> [Records for the exercise]

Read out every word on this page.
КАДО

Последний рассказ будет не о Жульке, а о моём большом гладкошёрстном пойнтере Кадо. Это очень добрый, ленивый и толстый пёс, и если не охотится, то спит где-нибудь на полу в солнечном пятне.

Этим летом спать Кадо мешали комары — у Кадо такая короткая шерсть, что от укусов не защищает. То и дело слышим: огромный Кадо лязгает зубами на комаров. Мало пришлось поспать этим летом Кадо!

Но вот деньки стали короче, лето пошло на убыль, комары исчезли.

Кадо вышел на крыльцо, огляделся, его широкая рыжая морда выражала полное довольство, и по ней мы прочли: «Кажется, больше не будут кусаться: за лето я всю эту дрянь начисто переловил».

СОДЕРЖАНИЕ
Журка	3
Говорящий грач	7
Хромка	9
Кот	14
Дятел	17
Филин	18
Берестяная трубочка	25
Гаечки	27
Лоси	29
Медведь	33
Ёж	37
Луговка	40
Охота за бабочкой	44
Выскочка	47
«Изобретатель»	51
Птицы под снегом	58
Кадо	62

> [Aim of the task] Track down every line with the word "комары" and copy it.

> [The result]
Этим летом спать Кадо мешали комары — у Кадо такая короткая шерсть, что от укусов не защищает. То и дело слышим: огромный Кадо лязгает зубами на комаров. Мало пришлось поспать этим летом Кадо!
Но вот деньки стали короче, лето пошло на убыль, комары исчезли.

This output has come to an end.